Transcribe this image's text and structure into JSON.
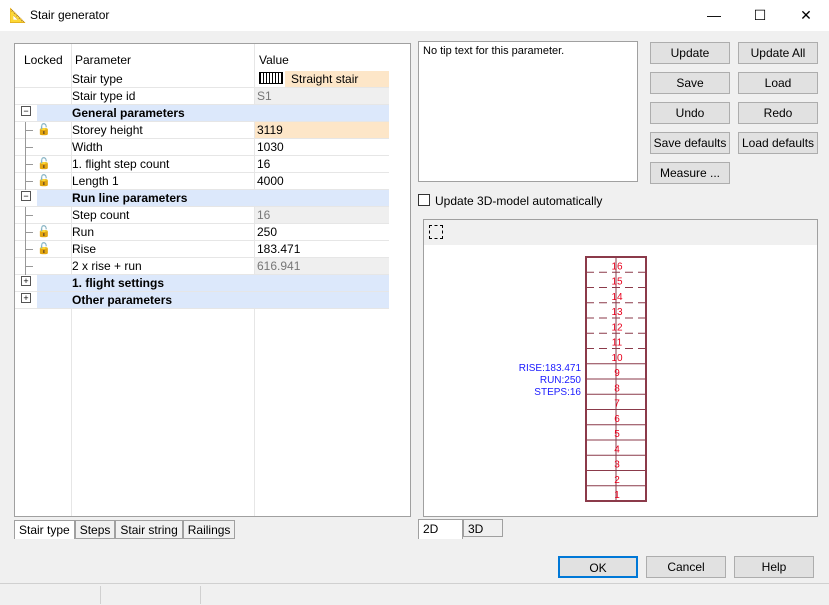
{
  "window": {
    "title": "Stair generator",
    "minimize": "—",
    "maximize": "☐",
    "close": "✕"
  },
  "grid": {
    "headers": [
      "Locked",
      "Parameter",
      "Value"
    ],
    "rows": [
      {
        "type": "item",
        "param": "Stair type",
        "value": "Straight stair",
        "value_style": "edit",
        "icon": "stair-type-icon"
      },
      {
        "type": "item",
        "param": "Stair type id",
        "value": "S1",
        "value_style": "readonly"
      },
      {
        "type": "group",
        "param": "General parameters",
        "expanded": true
      },
      {
        "type": "item",
        "param": "Storey height",
        "value": "3119",
        "value_style": "edit",
        "lock": true
      },
      {
        "type": "item",
        "param": "Width",
        "value": "1030"
      },
      {
        "type": "item",
        "param": "1. flight step count",
        "value": "16",
        "lock": true
      },
      {
        "type": "item",
        "param": "Length 1",
        "value": "4000",
        "lock": true
      },
      {
        "type": "group",
        "param": "Run line parameters",
        "expanded": true
      },
      {
        "type": "item",
        "param": "Step count",
        "value": "16",
        "value_style": "readonly"
      },
      {
        "type": "item",
        "param": "Run",
        "value": "250",
        "lock": true
      },
      {
        "type": "item",
        "param": "Rise",
        "value": "183.471",
        "lock": true
      },
      {
        "type": "item",
        "param": "2 x rise + run",
        "value": "616.941",
        "value_style": "readonly"
      },
      {
        "type": "group",
        "param": "1. flight settings",
        "expanded": false
      },
      {
        "type": "group",
        "param": "Other parameters",
        "expanded": false
      }
    ]
  },
  "left_tabs": [
    "Stair type",
    "Steps",
    "Stair string",
    "Railings"
  ],
  "tip_text": "No tip text for this parameter.",
  "buttons": {
    "update": "Update",
    "update_all": "Update All",
    "save": "Save",
    "load": "Load",
    "undo": "Undo",
    "redo": "Redo",
    "save_defaults": "Save defaults",
    "load_defaults": "Load defaults",
    "measure": "Measure ..."
  },
  "auto_update": {
    "label": "Update 3D-model automatically",
    "checked": false
  },
  "drawing": {
    "steps": 16,
    "annotations": [
      "RISE:183.471",
      "RUN:250",
      "STEPS:16"
    ],
    "colors": {
      "outline": "#8b3a4a",
      "numbers": "#e8001c",
      "annotation": "#1a1aff"
    }
  },
  "view_tabs": [
    "2D",
    "3D"
  ],
  "footer": {
    "ok": "OK",
    "cancel": "Cancel",
    "help": "Help"
  }
}
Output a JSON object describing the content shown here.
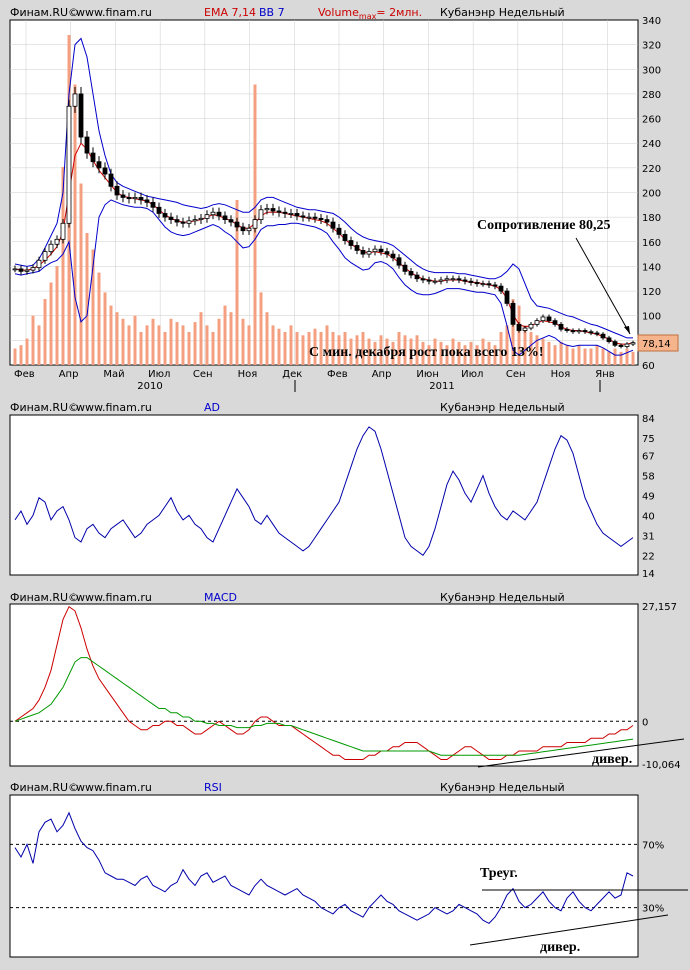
{
  "colors": {
    "background": "#d9d9d9",
    "plot_bg": "#ffffff",
    "grid": "#cccccc",
    "candle": "#000000",
    "ema": "#cc0000",
    "bb": "#0000cc",
    "volume": "#f4a080",
    "ad_line": "#0000aa",
    "macd_line": "#cc0000",
    "signal_line": "#009900",
    "rsi_line": "#0000aa",
    "price_badge": "#f5b48c"
  },
  "panels": {
    "price": {
      "header": {
        "brand": "Финам.RU©",
        "site": "www.finam.ru",
        "ema": "EMA 7,14",
        "bb": "BB 7",
        "volume_prefix": "Volume",
        "volume_sub": "max",
        "volume_suffix": "= 2млн.",
        "ticker": "Кубанэнр Недельный"
      },
      "last_price": "78,14",
      "annotations": {
        "resistance": "Сопротивление 80,25",
        "growth": "С мин. декабря рост пока всего 13%!"
      }
    },
    "ad": {
      "header": {
        "brand": "Финам.RU©",
        "site": "www.finam.ru",
        "name": "AD",
        "ticker": "Кубанэнр Недельный"
      }
    },
    "macd": {
      "header": {
        "brand": "Финам.RU©",
        "site": "www.finam.ru",
        "name": "MACD",
        "ticker": "Кубанэнр Недельный"
      },
      "annotations": {
        "divergence": "дивер."
      }
    },
    "rsi": {
      "header": {
        "brand": "Финам.RU©",
        "site": "www.finam.ru",
        "name": "RSI",
        "ticker": "Кубанэнр Недельный"
      },
      "annotations": {
        "triangle": "Треуг.",
        "divergence": "дивер."
      }
    }
  },
  "chart_data": [
    {
      "type": "candlestick",
      "x_labels": [
        "Фев",
        "Апр",
        "Май",
        "Июл",
        "Сен",
        "Ноя",
        "Дек",
        "Фев",
        "Апр",
        "Июн",
        "Июл",
        "Сен",
        "Ноя",
        "Янв"
      ],
      "year_labels": [
        "2010",
        "2011"
      ],
      "y_ticks": [
        60,
        80,
        100,
        120,
        140,
        160,
        180,
        200,
        220,
        240,
        260,
        280,
        300,
        320,
        340
      ],
      "ylim": [
        60,
        340
      ],
      "weeks": 104,
      "close": [
        138,
        136,
        137,
        139,
        145,
        152,
        158,
        162,
        175,
        270,
        280,
        245,
        232,
        225,
        220,
        215,
        205,
        198,
        196,
        195,
        196,
        194,
        192,
        188,
        183,
        180,
        178,
        176,
        175,
        177,
        178,
        179,
        182,
        184,
        181,
        178,
        176,
        172,
        169,
        171,
        178,
        186,
        187,
        185,
        184,
        183,
        183,
        181,
        180,
        180,
        179,
        178,
        176,
        171,
        166,
        161,
        157,
        153,
        150,
        152,
        154,
        152,
        150,
        147,
        141,
        136,
        133,
        130,
        129,
        128,
        128,
        129,
        130,
        130,
        129,
        128,
        127,
        126,
        126,
        125,
        124,
        120,
        110,
        93,
        88,
        90,
        93,
        96,
        99,
        96,
        93,
        89,
        88,
        87,
        88,
        87,
        86,
        85,
        82,
        79,
        76,
        75,
        77,
        78.14
      ],
      "ema": [
        138,
        137,
        137,
        138,
        141,
        145,
        150,
        156,
        168,
        200,
        230,
        240,
        235,
        226,
        218,
        212,
        206,
        200,
        197,
        196,
        195,
        194,
        193,
        190,
        186,
        182,
        179,
        177,
        176,
        176,
        177,
        178,
        180,
        182,
        181,
        179,
        177,
        174,
        171,
        171,
        175,
        181,
        184,
        184,
        184,
        183,
        182,
        181,
        180,
        179,
        178,
        177,
        175,
        171,
        167,
        162,
        158,
        155,
        152,
        151,
        152,
        151,
        150,
        147,
        143,
        139,
        135,
        132,
        130,
        129,
        128,
        128,
        129,
        129,
        129,
        128,
        127,
        127,
        126,
        125,
        124,
        121,
        114,
        101,
        93,
        91,
        92,
        94,
        96,
        95,
        94,
        91,
        89,
        88,
        88,
        87,
        86,
        85,
        83,
        81,
        78,
        77,
        77,
        78
      ],
      "bb_upper": [
        142,
        141,
        140,
        141,
        146,
        155,
        165,
        175,
        200,
        280,
        320,
        325,
        310,
        280,
        250,
        230,
        215,
        208,
        205,
        203,
        201,
        199,
        197,
        196,
        195,
        194,
        193,
        192,
        190,
        189,
        188,
        187,
        188,
        190,
        191,
        190,
        188,
        186,
        184,
        184,
        188,
        194,
        196,
        196,
        194,
        192,
        190,
        188,
        187,
        186,
        186,
        185,
        184,
        183,
        180,
        176,
        171,
        167,
        164,
        162,
        161,
        160,
        159,
        157,
        153,
        149,
        145,
        141,
        138,
        136,
        135,
        135,
        135,
        135,
        134,
        134,
        133,
        132,
        131,
        130,
        130,
        132,
        136,
        142,
        138,
        126,
        114,
        108,
        107,
        106,
        104,
        102,
        100,
        99,
        97,
        95,
        93,
        92,
        90,
        88,
        86,
        84,
        82,
        82
      ],
      "bb_lower": [
        134,
        133,
        134,
        135,
        136,
        140,
        143,
        145,
        150,
        160,
        115,
        95,
        100,
        140,
        180,
        190,
        194,
        192,
        190,
        189,
        188,
        188,
        187,
        184,
        178,
        172,
        168,
        166,
        165,
        166,
        168,
        170,
        172,
        174,
        172,
        168,
        165,
        160,
        155,
        156,
        162,
        170,
        173,
        173,
        174,
        174,
        175,
        175,
        174,
        173,
        172,
        170,
        167,
        160,
        154,
        147,
        143,
        140,
        137,
        138,
        143,
        144,
        142,
        138,
        131,
        125,
        121,
        118,
        117,
        117,
        118,
        120,
        122,
        122,
        122,
        121,
        120,
        119,
        119,
        118,
        117,
        110,
        92,
        72,
        68,
        72,
        76,
        80,
        82,
        84,
        82,
        78,
        76,
        75,
        76,
        76,
        76,
        76,
        74,
        71,
        68,
        68,
        70,
        72
      ],
      "volume_rel": [
        0.05,
        0.06,
        0.08,
        0.15,
        0.12,
        0.2,
        0.25,
        0.3,
        0.6,
        1.0,
        0.85,
        0.55,
        0.4,
        0.35,
        0.28,
        0.22,
        0.18,
        0.16,
        0.14,
        0.12,
        0.15,
        0.1,
        0.12,
        0.14,
        0.12,
        0.1,
        0.14,
        0.13,
        0.12,
        0.1,
        0.13,
        0.16,
        0.12,
        0.1,
        0.14,
        0.18,
        0.16,
        0.5,
        0.14,
        0.12,
        0.85,
        0.22,
        0.16,
        0.12,
        0.11,
        0.1,
        0.12,
        0.1,
        0.09,
        0.1,
        0.11,
        0.1,
        0.12,
        0.1,
        0.09,
        0.1,
        0.08,
        0.09,
        0.1,
        0.08,
        0.07,
        0.09,
        0.08,
        0.07,
        0.1,
        0.09,
        0.08,
        0.09,
        0.07,
        0.06,
        0.08,
        0.07,
        0.06,
        0.08,
        0.07,
        0.06,
        0.07,
        0.06,
        0.08,
        0.07,
        0.06,
        0.1,
        0.12,
        0.2,
        0.18,
        0.12,
        0.1,
        0.09,
        0.08,
        0.07,
        0.06,
        0.07,
        0.06,
        0.05,
        0.06,
        0.05,
        0.05,
        0.06,
        0.05,
        0.04,
        0.05,
        0.04,
        0.05,
        0.04
      ]
    },
    {
      "type": "line",
      "name": "AD",
      "y_ticks": [
        14,
        22,
        31,
        40,
        49,
        58,
        67,
        75,
        84
      ],
      "ylim": [
        14,
        84
      ],
      "values": [
        38,
        42,
        36,
        40,
        48,
        46,
        38,
        42,
        44,
        38,
        30,
        28,
        34,
        36,
        32,
        30,
        34,
        36,
        38,
        34,
        30,
        32,
        36,
        38,
        40,
        44,
        48,
        42,
        38,
        40,
        36,
        34,
        30,
        28,
        34,
        40,
        46,
        52,
        48,
        44,
        38,
        36,
        40,
        36,
        32,
        30,
        28,
        26,
        24,
        26,
        30,
        34,
        38,
        42,
        46,
        54,
        62,
        70,
        76,
        80,
        78,
        70,
        60,
        50,
        40,
        30,
        26,
        24,
        22,
        26,
        34,
        44,
        54,
        60,
        56,
        50,
        46,
        52,
        58,
        50,
        44,
        40,
        38,
        42,
        40,
        38,
        42,
        46,
        54,
        62,
        70,
        76,
        74,
        68,
        58,
        48,
        42,
        36,
        32,
        30,
        28,
        26,
        28,
        30
      ]
    },
    {
      "type": "line",
      "name": "MACD",
      "y_ticks": [
        -10.064,
        0,
        27.157
      ],
      "ylim": [
        -10.064,
        27.157
      ],
      "series": [
        {
          "values": [
            0,
            1,
            2,
            3,
            5,
            8,
            12,
            18,
            24,
            27,
            26,
            22,
            17,
            13,
            10,
            8,
            6,
            4,
            2,
            0,
            -1,
            -2,
            -2,
            -1,
            -1,
            0,
            0,
            -1,
            -1,
            -2,
            -3,
            -3,
            -2,
            -1,
            0,
            -1,
            -2,
            -3,
            -3,
            -2,
            0,
            1,
            1,
            0,
            -1,
            -1,
            -1,
            -2,
            -3,
            -4,
            -5,
            -6,
            -7,
            -8,
            -8,
            -9,
            -9,
            -9,
            -9,
            -8,
            -8,
            -7,
            -7,
            -6,
            -6,
            -5,
            -5,
            -5,
            -6,
            -7,
            -8,
            -9,
            -9,
            -8,
            -7,
            -6,
            -6,
            -7,
            -8,
            -9,
            -9,
            -9,
            -8,
            -8,
            -7,
            -7,
            -7,
            -7,
            -6,
            -6,
            -6,
            -6,
            -5,
            -5,
            -5,
            -5,
            -4,
            -4,
            -4,
            -3,
            -3,
            -2,
            -2,
            -1
          ]
        },
        {
          "values": [
            0,
            0.5,
            1,
            1.5,
            2,
            3,
            4,
            6,
            8,
            11,
            14,
            15,
            15,
            14,
            13,
            12,
            11,
            10,
            9,
            8,
            7,
            6,
            5,
            4,
            3,
            3,
            2,
            2,
            1,
            1,
            0,
            0,
            -0.5,
            -0.5,
            -1,
            -1,
            -1,
            -1.5,
            -1.5,
            -1.5,
            -1,
            -1,
            -0.5,
            -0.5,
            -0.5,
            -1,
            -1,
            -1.5,
            -2,
            -2.5,
            -3,
            -3.5,
            -4,
            -4.5,
            -5,
            -5.5,
            -6,
            -6.5,
            -7,
            -7,
            -7,
            -7,
            -7,
            -7,
            -7,
            -7,
            -7,
            -7,
            -7,
            -7,
            -7.5,
            -8,
            -8,
            -8,
            -8,
            -8,
            -8,
            -8,
            -8,
            -8,
            -8,
            -8,
            -8,
            -8,
            -8,
            -7.8,
            -7.6,
            -7.4,
            -7.2,
            -7,
            -6.8,
            -6.6,
            -6.4,
            -6.2,
            -6,
            -5.8,
            -5.6,
            -5.4,
            -5.2,
            -5,
            -4.8,
            -4.6,
            -4.4,
            -4.2
          ]
        }
      ]
    },
    {
      "type": "line",
      "name": "RSI",
      "y_ticks": [
        30,
        70
      ],
      "ylim": [
        0,
        100
      ],
      "values": [
        68,
        62,
        70,
        58,
        78,
        84,
        86,
        78,
        82,
        90,
        80,
        72,
        68,
        66,
        60,
        52,
        50,
        48,
        48,
        46,
        44,
        48,
        50,
        44,
        42,
        40,
        44,
        46,
        54,
        48,
        44,
        50,
        52,
        46,
        48,
        50,
        44,
        42,
        40,
        38,
        44,
        48,
        44,
        42,
        40,
        38,
        40,
        42,
        38,
        36,
        34,
        30,
        28,
        26,
        30,
        32,
        28,
        26,
        24,
        30,
        34,
        38,
        34,
        32,
        28,
        26,
        24,
        22,
        24,
        26,
        30,
        28,
        26,
        28,
        32,
        30,
        28,
        26,
        22,
        20,
        24,
        30,
        38,
        42,
        34,
        30,
        32,
        36,
        40,
        34,
        30,
        28,
        36,
        40,
        34,
        30,
        28,
        32,
        36,
        40,
        36,
        38,
        52,
        50
      ]
    }
  ]
}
==============================
> [Directions for this task] Scan the listing above for the word "JSON" and copy every line that holds it.

> [Result of the exercise]
Transcribe this image's text and structure into JSON.
Output a JSON object describing the content shown here.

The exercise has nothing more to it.